- **TASK DESCRIPTION**
Print out each entry below exactly, please.

- **TASK DATA**
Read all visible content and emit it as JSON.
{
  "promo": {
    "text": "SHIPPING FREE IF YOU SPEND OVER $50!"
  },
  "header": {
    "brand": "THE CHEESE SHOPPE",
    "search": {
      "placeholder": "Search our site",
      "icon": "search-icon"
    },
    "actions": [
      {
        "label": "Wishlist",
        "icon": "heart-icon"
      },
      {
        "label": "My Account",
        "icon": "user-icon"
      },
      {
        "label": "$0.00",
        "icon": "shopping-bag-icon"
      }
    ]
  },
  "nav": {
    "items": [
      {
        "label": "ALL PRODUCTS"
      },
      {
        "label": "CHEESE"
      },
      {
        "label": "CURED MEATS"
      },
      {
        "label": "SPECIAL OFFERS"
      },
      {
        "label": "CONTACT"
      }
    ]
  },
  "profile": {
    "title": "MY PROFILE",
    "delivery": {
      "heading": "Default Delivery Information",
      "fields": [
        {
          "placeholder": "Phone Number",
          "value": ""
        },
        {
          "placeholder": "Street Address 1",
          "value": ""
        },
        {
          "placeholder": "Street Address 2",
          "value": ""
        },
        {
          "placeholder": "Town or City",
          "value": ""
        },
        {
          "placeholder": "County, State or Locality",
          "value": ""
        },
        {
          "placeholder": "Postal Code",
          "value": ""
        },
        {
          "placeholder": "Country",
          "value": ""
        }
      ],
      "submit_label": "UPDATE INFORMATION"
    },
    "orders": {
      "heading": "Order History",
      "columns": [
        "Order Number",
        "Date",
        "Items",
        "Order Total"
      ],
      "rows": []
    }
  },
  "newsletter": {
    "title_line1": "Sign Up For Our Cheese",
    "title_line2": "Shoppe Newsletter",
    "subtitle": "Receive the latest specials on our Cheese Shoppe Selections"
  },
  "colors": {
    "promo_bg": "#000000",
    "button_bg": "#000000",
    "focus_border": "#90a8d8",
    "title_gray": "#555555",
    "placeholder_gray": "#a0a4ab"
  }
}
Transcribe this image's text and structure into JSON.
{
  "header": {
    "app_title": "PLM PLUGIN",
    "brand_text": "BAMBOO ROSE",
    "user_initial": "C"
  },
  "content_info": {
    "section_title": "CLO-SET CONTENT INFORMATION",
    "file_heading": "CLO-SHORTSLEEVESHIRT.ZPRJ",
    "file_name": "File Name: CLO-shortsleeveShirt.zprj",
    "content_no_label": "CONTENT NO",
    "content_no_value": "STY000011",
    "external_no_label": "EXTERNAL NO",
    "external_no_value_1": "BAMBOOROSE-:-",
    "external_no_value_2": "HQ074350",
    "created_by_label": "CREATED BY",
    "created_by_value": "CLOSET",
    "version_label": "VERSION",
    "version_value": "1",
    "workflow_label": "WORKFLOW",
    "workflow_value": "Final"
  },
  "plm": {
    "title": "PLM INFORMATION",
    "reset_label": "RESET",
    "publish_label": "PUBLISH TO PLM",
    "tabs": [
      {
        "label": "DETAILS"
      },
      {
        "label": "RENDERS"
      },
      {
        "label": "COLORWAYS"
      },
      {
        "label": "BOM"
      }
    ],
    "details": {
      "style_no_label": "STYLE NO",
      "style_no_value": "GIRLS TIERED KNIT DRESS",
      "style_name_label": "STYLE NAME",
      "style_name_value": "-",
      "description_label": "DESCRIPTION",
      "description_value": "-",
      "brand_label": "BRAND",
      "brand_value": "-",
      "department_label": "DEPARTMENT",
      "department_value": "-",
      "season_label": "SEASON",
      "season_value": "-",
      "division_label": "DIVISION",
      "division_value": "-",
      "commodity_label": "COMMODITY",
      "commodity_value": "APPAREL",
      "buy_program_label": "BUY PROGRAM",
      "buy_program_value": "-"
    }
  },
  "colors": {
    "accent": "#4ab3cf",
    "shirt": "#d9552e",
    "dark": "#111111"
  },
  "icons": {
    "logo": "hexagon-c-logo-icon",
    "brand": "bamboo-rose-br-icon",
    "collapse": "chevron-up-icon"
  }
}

- **EXPECTED ANSWER**
Read all visible content and emit it as JSON.
{
  "promo": {
    "text": "SHIPPING FREE IF YOU SPEND OVER $50!"
  },
  "header": {
    "brand": "THE CHEESE SHOPPE",
    "search": {
      "placeholder": "Search our site",
      "icon": "search-icon"
    },
    "actions": [
      {
        "label": "Wishlist",
        "icon": "heart-icon"
      },
      {
        "label": "My Account",
        "icon": "user-icon"
      },
      {
        "label": "$0.00",
        "icon": "shopping-bag-icon"
      }
    ]
  },
  "nav": {
    "items": [
      {
        "label": "ALL PRODUCTS"
      },
      {
        "label": "CHEESE"
      },
      {
        "label": "CURED MEATS"
      },
      {
        "label": "SPECIAL OFFERS"
      },
      {
        "label": "CONTACT"
      }
    ]
  },
  "profile": {
    "title": "MY PROFILE",
    "delivery": {
      "heading": "Default Delivery Information",
      "fields": [
        {
          "placeholder": "Phone Number",
          "value": ""
        },
        {
          "placeholder": "Street Address 1",
          "value": ""
        },
        {
          "placeholder": "Street Address 2",
          "value": ""
        },
        {
          "placeholder": "Town or City",
          "value": ""
        },
        {
          "placeholder": "County, State or Locality",
          "value": ""
        },
        {
          "placeholder": "Postal Code",
          "value": ""
        },
        {
          "placeholder": "Country",
          "value": ""
        }
      ],
      "submit_label": "UPDATE INFORMATION"
    },
    "orders": {
      "heading": "Order History",
      "columns": [
        "Order Number",
        "Date",
        "Items",
        "Order Total"
      ],
      "rows": []
    }
  },
  "newsletter": {
    "title_line1": "Sign Up For Our Cheese",
    "title_line2": "Shoppe Newsletter",
    "subtitle": "Receive the latest specials on our Cheese Shoppe Selections"
  },
  "colors": {
    "promo_bg": "#000000",
    "button_bg": "#000000",
    "focus_border": "#90a8d8",
    "title_gray": "#555555",
    "placeholder_gray": "#a0a4ab"
  }
}
Transcribe this image's text and structure into JSON.
{
  "header": {
    "app_title": "PLM PLUGIN",
    "brand_text": "BAMBOO ROSE",
    "user_initial": "C"
  },
  "content_info": {
    "section_title": "CLO-SET CONTENT INFORMATION",
    "file_heading": "CLO-SHORTSLEEVESHIRT.ZPRJ",
    "file_name": "File Name: CLO-shortsleeveShirt.zprj",
    "content_no_label": "CONTENT NO",
    "content_no_value": "STY000011",
    "external_no_label": "EXTERNAL NO",
    "external_no_value_1": "BAMBOOROSE-:-",
    "external_no_value_2": "HQ074350",
    "created_by_label": "CREATED BY",
    "created_by_value": "CLOSET",
    "version_label": "VERSION",
    "version_value": "1",
    "workflow_label": "WORKFLOW",
    "workflow_value": "Final"
  },
  "plm": {
    "title": "PLM INFORMATION",
    "reset_label": "RESET",
    "publish_label": "PUBLISH TO PLM",
    "tabs": [
      {
        "label": "DETAILS"
      },
      {
        "label": "RENDERS"
      },
      {
        "label": "COLORWAYS"
      },
      {
        "label": "BOM"
      }
    ],
    "details": {
      "style_no_label": "STYLE NO",
      "style_no_value": "GIRLS TIERED KNIT DRESS",
      "style_name_label": "STYLE NAME",
      "style_name_value": "-",
      "description_label": "DESCRIPTION",
      "description_value": "-",
      "brand_label": "BRAND",
      "brand_value": "-",
      "department_label": "DEPARTMENT",
      "department_value": "-",
      "season_label": "SEASON",
      "season_value": "-",
      "division_label": "DIVISION",
      "division_value": "-",
      "commodity_label": "COMMODITY",
      "commodity_value": "APPAREL",
      "buy_program_label": "BUY PROGRAM",
      "buy_program_value": "-"
    }
  },
  "colors": {
    "accent": "#4ab3cf",
    "shirt": "#d9552e",
    "dark": "#111111"
  },
  "icons": {
    "logo": "hexagon-c-logo-icon",
    "brand": "bamboo-rose-br-icon",
    "collapse": "chevron-up-icon"
  }
}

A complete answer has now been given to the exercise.